Stored records:
════

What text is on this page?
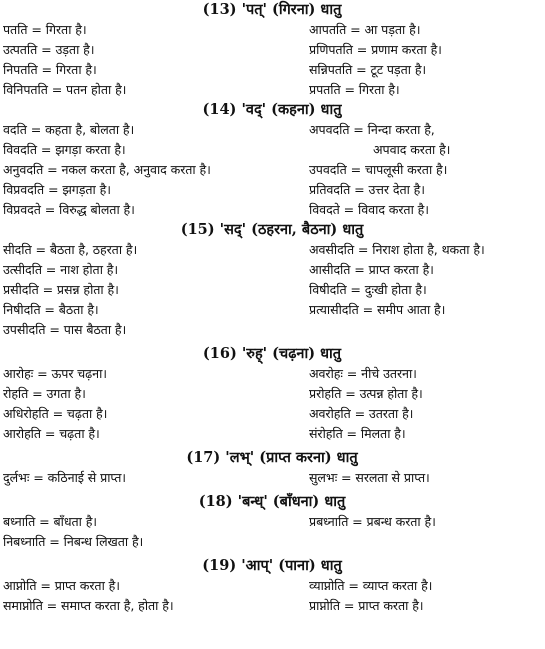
(13) 'पत्' (गिरना) धातु
पतति = गिरता है।
उत्पतति = उड़ता है।
निपतति = गिरता है।
विनिपतति = पतन होता है।
आपतति = आ पड़ता है।
प्रणिपतति = प्रणाम करता है।
सन्निपतति = टूट पड़ता है।
प्रपतति = गिरता है।
(14) 'वद्' (कहना) धातु
वदति = कहता है, बोलता है।
विवदति = झगड़ा करता है।
अनुवदति = नकल करता है, अनुवाद करता है।
विप्रवदति = झगड़ता है।
विप्रवदते = विरुद्ध बोलता है।
अपवदति = निन्दा करता है,
अपवाद करता है।
उपवदति = चापलूसी करता है।
प्रतिवदति = उत्तर देता है।
विवदते = विवाद करता है।
(15) 'सद्' (ठहरना, बैठना) धातु
सीदति = बैठता है, ठहरता है।
उत्सीदति = नाश होता है।
प्रसीदति = प्रसन्न होता है।
निषीदति = बैठता है।
उपसीदति = पास बैठता है।
अवसीदति = निराश होता है, थकता है।
आसीदति = प्राप्त करता है।
विषीदति = दुःखी होता है।
प्रत्यासीदति = समीप आता है।
(16) 'रुह्' (चढ़ना) धातु
आरोहः = ऊपर चढ़ना।
रोहति = उगता है।
अधिरोहति = चढ़ता है।
आरोहति = चढ़ता है।
अवरोहः = नीचे उतरना।
प्ररोहति = उत्पन्न होता है।
अवरोहति = उतरता है।
संरोहति = मिलता है।
(17) 'लभ्' (प्राप्त करना) धातु
दुर्लभः = कठिनाई से प्राप्त।	सुलभः = सरलता से प्राप्त।
(18) 'बन्ध्' (बाँधना) धातु
बध्नाति = बाँधता है।
निबध्नाति = निबन्ध लिखता है।
प्रबध्नाति = प्रबन्ध करता है।
(19) 'आप्' (पाना) धातु
आप्नोति = प्राप्त करता है।
समाप्नोति = समाप्त करता है, होता है।
व्याप्नोति = व्याप्त करता है।
प्राप्नोति = प्राप्त करता है।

════

TASK DETAILS: Leaving aside the images, write out the entries above word for word.

WRITTEN RESPONSE:
What text is on this page?
(13) 'पत्' (गिरना) धातु
पतति = गिरता है।
उत्पतति = उड़ता है।
निपतति = गिरता है।
विनिपतति = पतन होता है।
आपतति = आ पड़ता है।
प्रणिपतति = प्रणाम करता है।
सन्निपतति = टूट पड़ता है।
प्रपतति = गिरता है।
(14) 'वद्' (कहना) धातु
वदति = कहता है, बोलता है।
विवदति = झगड़ा करता है।
अनुवदति = नकल करता है, अनुवाद करता है।
विप्रवदति = झगड़ता है।
विप्रवदते = विरुद्ध बोलता है।
अपवदति = निन्दा करता है,
अपवाद करता है।
उपवदति = चापलूसी करता है।
प्रतिवदति = उत्तर देता है।
विवदते = विवाद करता है।
(15) 'सद्' (ठहरना, बैठना) धातु
सीदति = बैठता है, ठहरता है।
उत्सीदति = नाश होता है।
प्रसीदति = प्रसन्न होता है।
निषीदति = बैठता है।
उपसीदति = पास बैठता है।
अवसीदति = निराश होता है, थकता है।
आसीदति = प्राप्त करता है।
विषीदति = दुःखी होता है।
प्रत्यासीदति = समीप आता है।
(16) 'रुह्' (चढ़ना) धातु
आरोहः = ऊपर चढ़ना।
रोहति = उगता है।
अधिरोहति = चढ़ता है।
आरोहति = चढ़ता है।
अवरोहः = नीचे उतरना।
प्ररोहति = उत्पन्न होता है।
अवरोहति = उतरता है।
संरोहति = मिलता है।
(17) 'लभ्' (प्राप्त करना) धातु
दुर्लभः = कठिनाई से प्राप्त।	सुलभः = सरलता से प्राप्त।
(18) 'बन्ध्' (बाँधना) धातु
बध्नाति = बाँधता है।
निबध्नाति = निबन्ध लिखता है।
प्रबध्नाति = प्रबन्ध करता है।
(19) 'आप्' (पाना) धातु
आप्नोति = प्राप्त करता है।
समाप्नोति = समाप्त करता है, होता है।
व्याप्नोति = व्याप्त करता है।
प्राप्नोति = प्राप्त करता है।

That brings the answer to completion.